Start

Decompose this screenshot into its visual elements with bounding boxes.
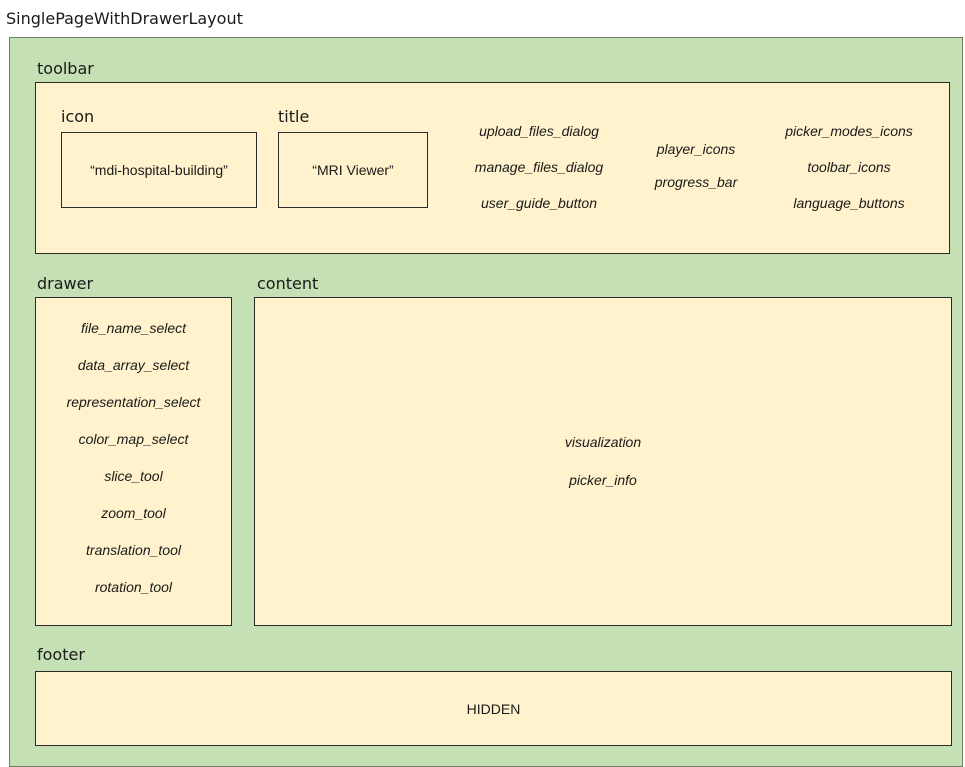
footer-status: HIDDEN (466, 700, 521, 717)
drawer-label: drawer (37, 274, 94, 293)
upload-files-dialog: upload_files_dialog (479, 123, 599, 139)
toolbar-panel: icon “mdi-hospital-building” title “MRI … (35, 82, 950, 254)
representation-select: representation_select (66, 394, 201, 410)
drawer-panel: file_name_select data_array_select repre… (35, 297, 232, 626)
icon-label: icon (61, 107, 95, 126)
toolbar-column-player: player_icons progress_bar (636, 141, 756, 190)
file-name-select: file_name_select (80, 320, 187, 336)
rotation-tool: rotation_tool (94, 579, 173, 595)
user-guide-button: user_guide_button (481, 195, 597, 211)
toolbar-column-dialogs: upload_files_dialog manage_files_dialog … (454, 123, 624, 211)
layout-title: SinglePageWithDrawerLayout (6, 9, 243, 28)
zoom-tool: zoom_tool (101, 505, 166, 521)
manage-files-dialog: manage_files_dialog (474, 159, 604, 175)
drawer-items: file_name_select data_array_select repre… (36, 320, 231, 595)
footer-panel: HIDDEN (35, 671, 952, 746)
picker-modes-icons: picker_modes_icons (785, 123, 913, 139)
toolbar-icons: toolbar_icons (807, 159, 891, 175)
color-map-select: color_map_select (78, 431, 189, 447)
title-box: “MRI Viewer” (278, 132, 428, 208)
content-items: visualization picker_info (255, 434, 951, 488)
data-array-select: data_array_select (77, 357, 190, 373)
footer-label: footer (37, 645, 85, 664)
title-label: title (278, 107, 310, 126)
content-panel: visualization picker_info (254, 297, 952, 626)
player-icons: player_icons (656, 141, 736, 157)
slice-tool: slice_tool (104, 468, 163, 484)
progress-bar: progress_bar (654, 174, 738, 190)
picker-info: picker_info (569, 472, 637, 488)
icon-box: “mdi-hospital-building” (61, 132, 257, 208)
content-label: content (257, 274, 319, 293)
layout-container: toolbar icon “mdi-hospital-building” tit… (9, 37, 963, 767)
language-buttons: language_buttons (793, 195, 905, 211)
visualization: visualization (564, 434, 642, 450)
toolbar-column-modes: picker_modes_icons toolbar_icons languag… (764, 123, 934, 211)
translation-tool: translation_tool (86, 542, 181, 558)
toolbar-label: toolbar (37, 59, 94, 78)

End

* What to work on *
Put the lines of the material from the line with "footer-status: HIDDEN (466, 700, 521, 717)" to the line with "footer-panel: HIDDEN (35, 671, 952, 746)" into a Markdown table with the columns Row and Entry. Give each line a row number and leave out blank lines.

* Complete output *
| Row | Entry |
|---|---|
| 1 | footer-status: HIDDEN (466, 700, 521, 717) |
| 2 | drawer-label: drawer (37, 274, 94, 293) |
| 3 | upload-files-dialog: upload_files_dialog (479, 123, 599, 139) |
| 4 | toolbar-panel: icon “mdi-hospital-building” title “MRI … (35, 82, 950, 254) |
| 5 | representation-select: representation_select (66, 394, 201, 410) |
| 6 | drawer-panel: file_name_select data_array_select repre… (35, 297, 232, 626) |
| 7 | icon-label: icon (61, 107, 95, 126) |
| 8 | toolbar-column-player: player_icons progress_bar (636, 141, 756, 190) |
| 9 | file-name-select: file_name_select (80, 320, 187, 336) |
| 10 | rotation-tool: rotation_tool (94, 579, 173, 595) |
| 11 | user-guide-button: user_guide_button (481, 195, 597, 211) |
| 12 | toolbar-column-dialogs: upload_files_dialog manage_files_dialog … (454, 123, 624, 211) |
| 13 | layout-title: SinglePageWithDrawerLayout (6, 9, 243, 28) |
| 14 | zoom-tool: zoom_tool (101, 505, 166, 521) |
| 15 | manage-files-dialog: manage_files_dialog (474, 159, 604, 175) |
| 16 | drawer-items: file_name_select data_array_select repre… (36, 320, 231, 595) |
| 17 | footer-panel: HIDDEN (35, 671, 952, 746) |